Given request
Using the material that follows, identify and copy each line with the string "ROAD".

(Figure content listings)

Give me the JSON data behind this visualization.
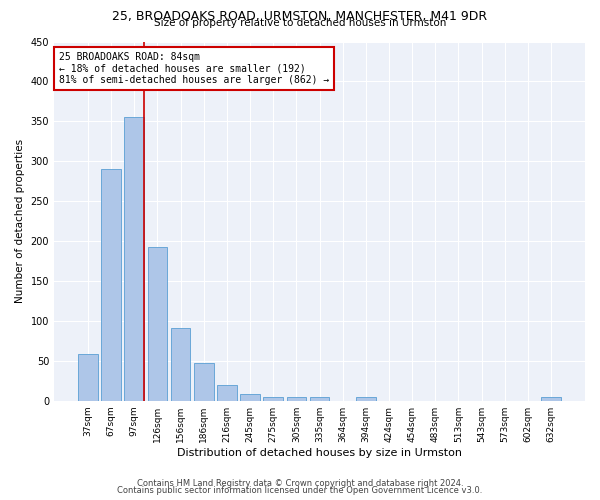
{
  "title1": "25, BROADOAKS ROAD, URMSTON, MANCHESTER, M41 9DR",
  "title2": "Size of property relative to detached houses in Urmston",
  "xlabel": "Distribution of detached houses by size in Urmston",
  "ylabel": "Number of detached properties",
  "categories": [
    "37sqm",
    "67sqm",
    "97sqm",
    "126sqm",
    "156sqm",
    "186sqm",
    "216sqm",
    "245sqm",
    "275sqm",
    "305sqm",
    "335sqm",
    "364sqm",
    "394sqm",
    "424sqm",
    "454sqm",
    "483sqm",
    "513sqm",
    "543sqm",
    "573sqm",
    "602sqm",
    "632sqm"
  ],
  "values": [
    59,
    290,
    355,
    193,
    91,
    47,
    20,
    9,
    5,
    5,
    5,
    0,
    5,
    0,
    0,
    0,
    0,
    0,
    0,
    0,
    5
  ],
  "bar_color": "#aec6e8",
  "bar_edge_color": "#5a9fd4",
  "vline_index": 2,
  "vline_color": "#cc0000",
  "annotation_text": "25 BROADOAKS ROAD: 84sqm\n← 18% of detached houses are smaller (192)\n81% of semi-detached houses are larger (862) →",
  "annotation_box_color": "#ffffff",
  "annotation_box_edge": "#cc0000",
  "footer1": "Contains HM Land Registry data © Crown copyright and database right 2024.",
  "footer2": "Contains public sector information licensed under the Open Government Licence v3.0.",
  "bg_color": "#edf1f9",
  "ylim": [
    0,
    450
  ],
  "yticks": [
    0,
    50,
    100,
    150,
    200,
    250,
    300,
    350,
    400,
    450
  ]
}
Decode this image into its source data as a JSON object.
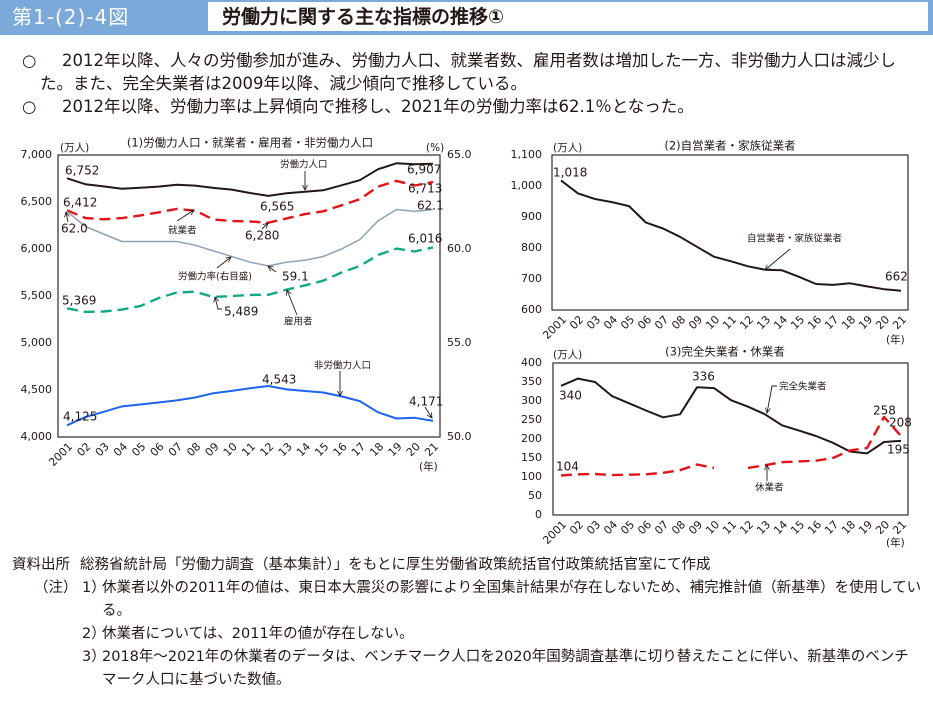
{
  "header": {
    "figure_label": "第1-(2)-4図",
    "title": "労働力に関する主な指標の推移①",
    "accent_color": "#7ba9da"
  },
  "bullets": [
    {
      "mark": "○",
      "text": "2012年以降、人々の労働参加が進み、労働力人口、就業者数、雇用者数は増加した一方、非労働力人口は減少した。また、完全失業者は2009年以降、減少傾向で推移している。"
    },
    {
      "mark": "○",
      "text": "2012年以降、労働力率は上昇傾向で推移し、2021年の労働力率は62.1％となった。"
    }
  ],
  "footer": {
    "source_label": "資料出所",
    "source_text": "総務省統計局「労働力調査（基本集計）」をもとに厚生労働省政策統括官付政策統括官室にて作成",
    "notes_label": "（注）",
    "notes": [
      {
        "num": "1）",
        "text": "休業者以外の2011年の値は、東日本大震災の影響により全国集計結果が存在しないため、補完推計値（新基準）を使用している。"
      },
      {
        "num": "2）",
        "text": "休業者については、2011年の値が存在しない。"
      },
      {
        "num": "3）",
        "text": "2018年～2021年の休業者のデータは、ベンチマーク人口を2020年国勢調査基準に切り替えたことに伴い、新基準のベンチマーク人口に基づいた数値。"
      }
    ]
  },
  "chart_data": [
    {
      "type": "line",
      "title": "(1)労働力人口・就業者・雇用者・非労働力人口",
      "ylabel": "(万人)",
      "ylabel_right": "(%)",
      "xlabel": "(年)",
      "x": [
        2001,
        2002,
        2003,
        2004,
        2005,
        2006,
        2007,
        2008,
        2009,
        2010,
        2011,
        2012,
        2013,
        2014,
        2015,
        2016,
        2017,
        2018,
        2019,
        2020,
        2021
      ],
      "x_tick_labels": [
        "2001",
        "02",
        "03",
        "04",
        "05",
        "06",
        "07",
        "08",
        "09",
        "10",
        "11",
        "12",
        "13",
        "14",
        "15",
        "16",
        "17",
        "18",
        "19",
        "20",
        "21"
      ],
      "ylim": [
        4000,
        7000
      ],
      "yticks": [
        4000,
        4500,
        5000,
        5500,
        6000,
        6500,
        7000
      ],
      "ytick_labels": [
        "4,000",
        "4,500",
        "5,000",
        "5,500",
        "6,000",
        "6,500",
        "7,000"
      ],
      "ylim_right": [
        50,
        65
      ],
      "yticks_right": [
        50,
        55,
        60,
        65
      ],
      "ytick_labels_right": [
        "50.0",
        "55.0",
        "60.0",
        "65.0"
      ],
      "grid": false,
      "series": [
        {
          "name": "労働力人口",
          "axis": "left",
          "color": "#231815",
          "style": "solid",
          "values": [
            6752,
            6689,
            6666,
            6642,
            6651,
            6664,
            6684,
            6674,
            6650,
            6632,
            6596,
            6565,
            6593,
            6609,
            6625,
            6678,
            6732,
            6849,
            6912,
            6902,
            6907
          ]
        },
        {
          "name": "就業者",
          "axis": "left",
          "color": "#e4131a",
          "style": "dashed",
          "values": [
            6412,
            6330,
            6316,
            6329,
            6356,
            6389,
            6427,
            6409,
            6314,
            6298,
            6293,
            6280,
            6326,
            6371,
            6401,
            6465,
            6530,
            6664,
            6724,
            6676,
            6713
          ]
        },
        {
          "name": "雇用者",
          "axis": "left",
          "color": "#13a884",
          "style": "dashed",
          "values": [
            5369,
            5331,
            5335,
            5355,
            5393,
            5478,
            5537,
            5546,
            5489,
            5500,
            5512,
            5513,
            5567,
            5613,
            5663,
            5750,
            5819,
            5936,
            6004,
            5973,
            6016
          ]
        },
        {
          "name": "非労働力人口",
          "axis": "left",
          "color": "#1e64f0",
          "style": "solid",
          "values": [
            4125,
            4212,
            4268,
            4326,
            4346,
            4367,
            4389,
            4420,
            4466,
            4490,
            4518,
            4543,
            4506,
            4489,
            4473,
            4432,
            4382,
            4263,
            4197,
            4204,
            4171
          ]
        },
        {
          "name": "労働力率（右目盛）",
          "axis": "right",
          "color": "#8fa2b6",
          "style": "solid",
          "values": [
            62.0,
            61.2,
            60.8,
            60.4,
            60.4,
            60.4,
            60.4,
            60.2,
            59.9,
            59.6,
            59.3,
            59.1,
            59.3,
            59.4,
            59.6,
            60.0,
            60.5,
            61.5,
            62.1,
            62.0,
            62.1
          ]
        }
      ],
      "data_labels": [
        {
          "series": 0,
          "index": 0,
          "text": "6,752"
        },
        {
          "series": 1,
          "index": 0,
          "text": "6,412"
        },
        {
          "series": 4,
          "index": 0,
          "text": "62.0"
        },
        {
          "series": 0,
          "index": 11,
          "text": "6,565"
        },
        {
          "series": 1,
          "index": 11,
          "text": "6,280"
        },
        {
          "series": 0,
          "index": 20,
          "text": "6,907"
        },
        {
          "series": 1,
          "index": 20,
          "text": "6,713"
        },
        {
          "series": 4,
          "index": 20,
          "text": "62.1"
        },
        {
          "series": 2,
          "index": 20,
          "text": "6,016"
        },
        {
          "series": 4,
          "index": 11,
          "text": "59.1"
        },
        {
          "series": 2,
          "index": 0,
          "text": "5,369"
        },
        {
          "series": 2,
          "index": 8,
          "text": "5,489"
        },
        {
          "series": 3,
          "index": 11,
          "text": "4,543"
        },
        {
          "series": 3,
          "index": 20,
          "text": "4,171"
        },
        {
          "series": 3,
          "index": 0,
          "text": "4,125"
        }
      ],
      "annotations": [
        {
          "series": 0,
          "text": "労働力人口"
        },
        {
          "series": 1,
          "text": "就業者"
        },
        {
          "series": 4,
          "text": "労働力率(右目盛)"
        },
        {
          "series": 2,
          "text": "雇用者"
        },
        {
          "series": 3,
          "text": "非労働力人口"
        }
      ]
    },
    {
      "type": "line",
      "title": "(2)自営業者・家族従業者",
      "ylabel": "(万人)",
      "xlabel": "(年)",
      "x": [
        2001,
        2002,
        2003,
        2004,
        2005,
        2006,
        2007,
        2008,
        2009,
        2010,
        2011,
        2012,
        2013,
        2014,
        2015,
        2016,
        2017,
        2018,
        2019,
        2020,
        2021
      ],
      "x_tick_labels": [
        "2001",
        "02",
        "03",
        "04",
        "05",
        "06",
        "07",
        "08",
        "09",
        "10",
        "11",
        "12",
        "13",
        "14",
        "15",
        "16",
        "17",
        "18",
        "19",
        "20",
        "21"
      ],
      "ylim": [
        600,
        1100
      ],
      "yticks": [
        600,
        700,
        800,
        900,
        1000,
        1100
      ],
      "ytick_labels": [
        "600",
        "700",
        "800",
        "900",
        "1,000",
        "1,100"
      ],
      "grid": false,
      "series": [
        {
          "name": "自営業者・家族従業者",
          "axis": "left",
          "color": "#231815",
          "style": "solid",
          "values": [
            1018,
            976,
            958,
            948,
            935,
            882,
            863,
            836,
            804,
            772,
            757,
            741,
            730,
            728,
            707,
            684,
            681,
            686,
            676,
            667,
            662
          ]
        }
      ],
      "data_labels": [
        {
          "series": 0,
          "index": 0,
          "text": "1,018"
        },
        {
          "series": 0,
          "index": 20,
          "text": "662"
        }
      ],
      "annotations": [
        {
          "series": 0,
          "text": "自営業者・家族従業者"
        }
      ]
    },
    {
      "type": "line",
      "title": "(3)完全失業者・休業者",
      "ylabel": "(万人)",
      "xlabel": "(年)",
      "x": [
        2001,
        2002,
        2003,
        2004,
        2005,
        2006,
        2007,
        2008,
        2009,
        2010,
        2011,
        2012,
        2013,
        2014,
        2015,
        2016,
        2017,
        2018,
        2019,
        2020,
        2021
      ],
      "x_tick_labels": [
        "2001",
        "02",
        "03",
        "04",
        "05",
        "06",
        "07",
        "08",
        "09",
        "10",
        "11",
        "12",
        "13",
        "14",
        "15",
        "16",
        "17",
        "18",
        "19",
        "20",
        "21"
      ],
      "ylim": [
        0,
        400
      ],
      "yticks": [
        0,
        50,
        100,
        150,
        200,
        250,
        300,
        350,
        400
      ],
      "ytick_labels": [
        "0",
        "50",
        "100",
        "150",
        "200",
        "250",
        "300",
        "350",
        "400"
      ],
      "grid": false,
      "series": [
        {
          "name": "完全失業者",
          "axis": "left",
          "color": "#231815",
          "style": "solid",
          "values": [
            340,
            359,
            350,
            313,
            294,
            275,
            257,
            265,
            336,
            334,
            302,
            285,
            265,
            236,
            222,
            208,
            190,
            167,
            162,
            192,
            195
          ]
        },
        {
          "name": "休業者",
          "axis": "left",
          "color": "#e4131a",
          "style": "dashed",
          "values": [
            104,
            107,
            108,
            105,
            106,
            107,
            111,
            118,
            133,
            124,
            null,
            124,
            131,
            139,
            141,
            143,
            150,
            170,
            176,
            258,
            208
          ]
        }
      ],
      "data_labels": [
        {
          "series": 0,
          "index": 0,
          "text": "340"
        },
        {
          "series": 0,
          "index": 8,
          "text": "336"
        },
        {
          "series": 1,
          "index": 0,
          "text": "104"
        },
        {
          "series": 1,
          "index": 19,
          "text": "258"
        },
        {
          "series": 1,
          "index": 20,
          "text": "208"
        },
        {
          "series": 0,
          "index": 20,
          "text": "195"
        }
      ],
      "annotations": [
        {
          "series": 0,
          "text": "完全失業者"
        },
        {
          "series": 1,
          "text": "休業者"
        }
      ]
    }
  ]
}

Output below
  "title1": "25, BROADOAKS ROAD, URMSTON, MANCHESTER, M41 9DR",
  "annotation_text": "25 BROADOAKS ROAD: 84sqm\n← 18% of detached houses are smaller (192)\n81% of semi-detached houses are larger (862) →",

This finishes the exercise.